== Supplied material ==
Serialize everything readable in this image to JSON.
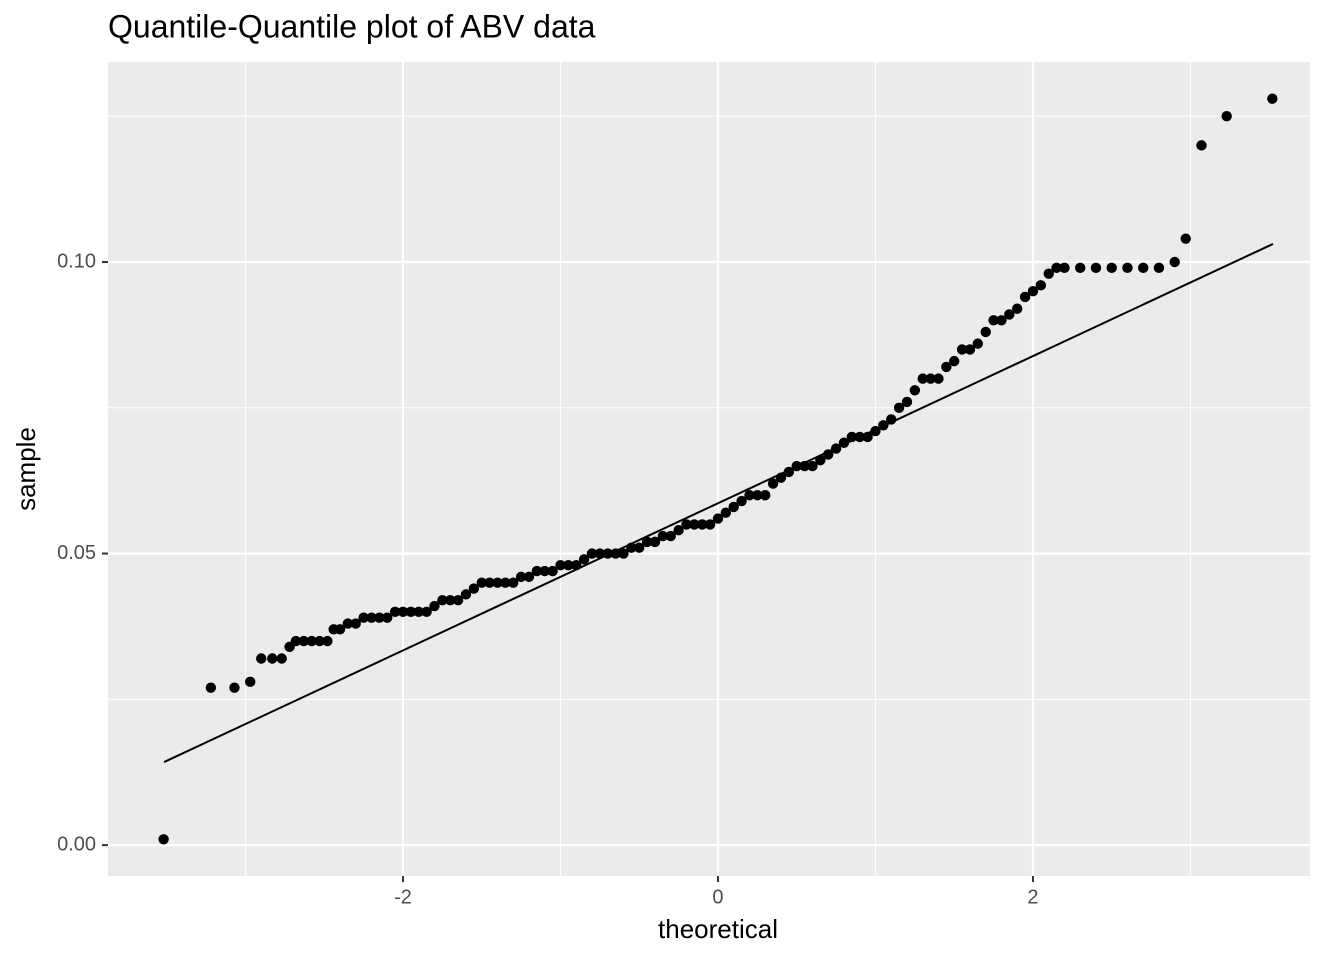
{
  "chart_data": {
    "type": "scatter",
    "title": "Quantile-Quantile plot of ABV data",
    "x_label": "theoretical",
    "y_label": "sample",
    "xlim": [
      -3.873,
      3.759
    ],
    "ylim": [
      -0.0053,
      0.1343
    ],
    "xticks": [
      -2,
      0,
      2
    ],
    "yticks": [
      {
        "value": 0,
        "label": "0.00"
      },
      {
        "value": 0.05,
        "label": "0.05"
      },
      {
        "value": 0.1,
        "label": "0.10"
      }
    ],
    "x_minor_grid": [
      -3,
      -1,
      1,
      3
    ],
    "y_minor_grid": [
      0.025,
      0.075,
      0.125
    ],
    "grid": true,
    "color": "#000000",
    "x": [
      -3.52,
      -3.22,
      -3.07,
      -2.97,
      -2.9,
      -2.83,
      -2.77,
      -2.72,
      -2.68,
      -2.63,
      -2.58,
      -2.53,
      -2.48,
      -2.44,
      -2.4,
      -2.35,
      -2.3,
      -2.25,
      -2.2,
      -2.15,
      -2.1,
      -2.05,
      -2.0,
      -1.95,
      -1.9,
      -1.85,
      -1.8,
      -1.75,
      -1.7,
      -1.65,
      -1.6,
      -1.55,
      -1.5,
      -1.45,
      -1.4,
      -1.35,
      -1.3,
      -1.25,
      -1.2,
      -1.15,
      -1.1,
      -1.05,
      -1.0,
      -0.95,
      -0.9,
      -0.85,
      -0.8,
      -0.75,
      -0.7,
      -0.65,
      -0.6,
      -0.55,
      -0.5,
      -0.45,
      -0.4,
      -0.35,
      -0.3,
      -0.25,
      -0.2,
      -0.15,
      -0.1,
      -0.05,
      0.0,
      0.05,
      0.1,
      0.15,
      0.2,
      0.25,
      0.3,
      0.35,
      0.4,
      0.45,
      0.5,
      0.55,
      0.6,
      0.65,
      0.7,
      0.75,
      0.8,
      0.85,
      0.9,
      0.95,
      1.0,
      1.05,
      1.1,
      1.15,
      1.2,
      1.25,
      1.3,
      1.35,
      1.4,
      1.45,
      1.5,
      1.55,
      1.6,
      1.65,
      1.7,
      1.75,
      1.8,
      1.85,
      1.9,
      1.95,
      2.0,
      2.05,
      2.1,
      2.15,
      2.2,
      2.3,
      2.4,
      2.5,
      2.6,
      2.7,
      2.8,
      2.9,
      2.97,
      3.07,
      3.23,
      3.52
    ],
    "values": [
      0.001,
      0.027,
      0.027,
      0.028,
      0.032,
      0.032,
      0.032,
      0.034,
      0.035,
      0.035,
      0.035,
      0.035,
      0.035,
      0.037,
      0.037,
      0.038,
      0.038,
      0.039,
      0.039,
      0.039,
      0.039,
      0.04,
      0.04,
      0.04,
      0.04,
      0.04,
      0.041,
      0.042,
      0.042,
      0.042,
      0.043,
      0.044,
      0.045,
      0.045,
      0.045,
      0.045,
      0.045,
      0.046,
      0.046,
      0.047,
      0.047,
      0.047,
      0.048,
      0.048,
      0.048,
      0.049,
      0.05,
      0.05,
      0.05,
      0.05,
      0.05,
      0.051,
      0.051,
      0.052,
      0.052,
      0.053,
      0.053,
      0.054,
      0.055,
      0.055,
      0.055,
      0.055,
      0.056,
      0.057,
      0.058,
      0.059,
      0.06,
      0.06,
      0.06,
      0.062,
      0.063,
      0.064,
      0.065,
      0.065,
      0.065,
      0.066,
      0.067,
      0.068,
      0.069,
      0.07,
      0.07,
      0.07,
      0.071,
      0.072,
      0.073,
      0.075,
      0.076,
      0.078,
      0.08,
      0.08,
      0.08,
      0.082,
      0.083,
      0.085,
      0.085,
      0.086,
      0.088,
      0.09,
      0.09,
      0.091,
      0.092,
      0.094,
      0.095,
      0.096,
      0.098,
      0.099,
      0.099,
      0.099,
      0.099,
      0.099,
      0.099,
      0.099,
      0.099,
      0.1,
      0.104,
      0.12,
      0.125,
      0.128
    ],
    "line": {
      "x": [
        -3.517,
        3.524
      ],
      "values": [
        0.01424,
        0.1031
      ],
      "color": "#000000"
    }
  }
}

== Challenge ==
Omit any images, then output the listing exactly.

== Task result ==
Serialize everything readable in this image to JSON.
{
  "chart_data": {
    "type": "scatter",
    "title": "Quantile-Quantile plot of ABV data",
    "x_label": "theoretical",
    "y_label": "sample",
    "xlim": [
      -3.873,
      3.759
    ],
    "ylim": [
      -0.0053,
      0.1343
    ],
    "xticks": [
      -2,
      0,
      2
    ],
    "yticks": [
      {
        "value": 0,
        "label": "0.00"
      },
      {
        "value": 0.05,
        "label": "0.05"
      },
      {
        "value": 0.1,
        "label": "0.10"
      }
    ],
    "x_minor_grid": [
      -3,
      -1,
      1,
      3
    ],
    "y_minor_grid": [
      0.025,
      0.075,
      0.125
    ],
    "grid": true,
    "color": "#000000",
    "x": [
      -3.52,
      -3.22,
      -3.07,
      -2.97,
      -2.9,
      -2.83,
      -2.77,
      -2.72,
      -2.68,
      -2.63,
      -2.58,
      -2.53,
      -2.48,
      -2.44,
      -2.4,
      -2.35,
      -2.3,
      -2.25,
      -2.2,
      -2.15,
      -2.1,
      -2.05,
      -2.0,
      -1.95,
      -1.9,
      -1.85,
      -1.8,
      -1.75,
      -1.7,
      -1.65,
      -1.6,
      -1.55,
      -1.5,
      -1.45,
      -1.4,
      -1.35,
      -1.3,
      -1.25,
      -1.2,
      -1.15,
      -1.1,
      -1.05,
      -1.0,
      -0.95,
      -0.9,
      -0.85,
      -0.8,
      -0.75,
      -0.7,
      -0.65,
      -0.6,
      -0.55,
      -0.5,
      -0.45,
      -0.4,
      -0.35,
      -0.3,
      -0.25,
      -0.2,
      -0.15,
      -0.1,
      -0.05,
      0.0,
      0.05,
      0.1,
      0.15,
      0.2,
      0.25,
      0.3,
      0.35,
      0.4,
      0.45,
      0.5,
      0.55,
      0.6,
      0.65,
      0.7,
      0.75,
      0.8,
      0.85,
      0.9,
      0.95,
      1.0,
      1.05,
      1.1,
      1.15,
      1.2,
      1.25,
      1.3,
      1.35,
      1.4,
      1.45,
      1.5,
      1.55,
      1.6,
      1.65,
      1.7,
      1.75,
      1.8,
      1.85,
      1.9,
      1.95,
      2.0,
      2.05,
      2.1,
      2.15,
      2.2,
      2.3,
      2.4,
      2.5,
      2.6,
      2.7,
      2.8,
      2.9,
      2.97,
      3.07,
      3.23,
      3.52
    ],
    "values": [
      0.001,
      0.027,
      0.027,
      0.028,
      0.032,
      0.032,
      0.032,
      0.034,
      0.035,
      0.035,
      0.035,
      0.035,
      0.035,
      0.037,
      0.037,
      0.038,
      0.038,
      0.039,
      0.039,
      0.039,
      0.039,
      0.04,
      0.04,
      0.04,
      0.04,
      0.04,
      0.041,
      0.042,
      0.042,
      0.042,
      0.043,
      0.044,
      0.045,
      0.045,
      0.045,
      0.045,
      0.045,
      0.046,
      0.046,
      0.047,
      0.047,
      0.047,
      0.048,
      0.048,
      0.048,
      0.049,
      0.05,
      0.05,
      0.05,
      0.05,
      0.05,
      0.051,
      0.051,
      0.052,
      0.052,
      0.053,
      0.053,
      0.054,
      0.055,
      0.055,
      0.055,
      0.055,
      0.056,
      0.057,
      0.058,
      0.059,
      0.06,
      0.06,
      0.06,
      0.062,
      0.063,
      0.064,
      0.065,
      0.065,
      0.065,
      0.066,
      0.067,
      0.068,
      0.069,
      0.07,
      0.07,
      0.07,
      0.071,
      0.072,
      0.073,
      0.075,
      0.076,
      0.078,
      0.08,
      0.08,
      0.08,
      0.082,
      0.083,
      0.085,
      0.085,
      0.086,
      0.088,
      0.09,
      0.09,
      0.091,
      0.092,
      0.094,
      0.095,
      0.096,
      0.098,
      0.099,
      0.099,
      0.099,
      0.099,
      0.099,
      0.099,
      0.099,
      0.099,
      0.1,
      0.104,
      0.12,
      0.125,
      0.128
    ],
    "line": {
      "x": [
        -3.517,
        3.524
      ],
      "values": [
        0.01424,
        0.1031
      ],
      "color": "#000000"
    }
  }
}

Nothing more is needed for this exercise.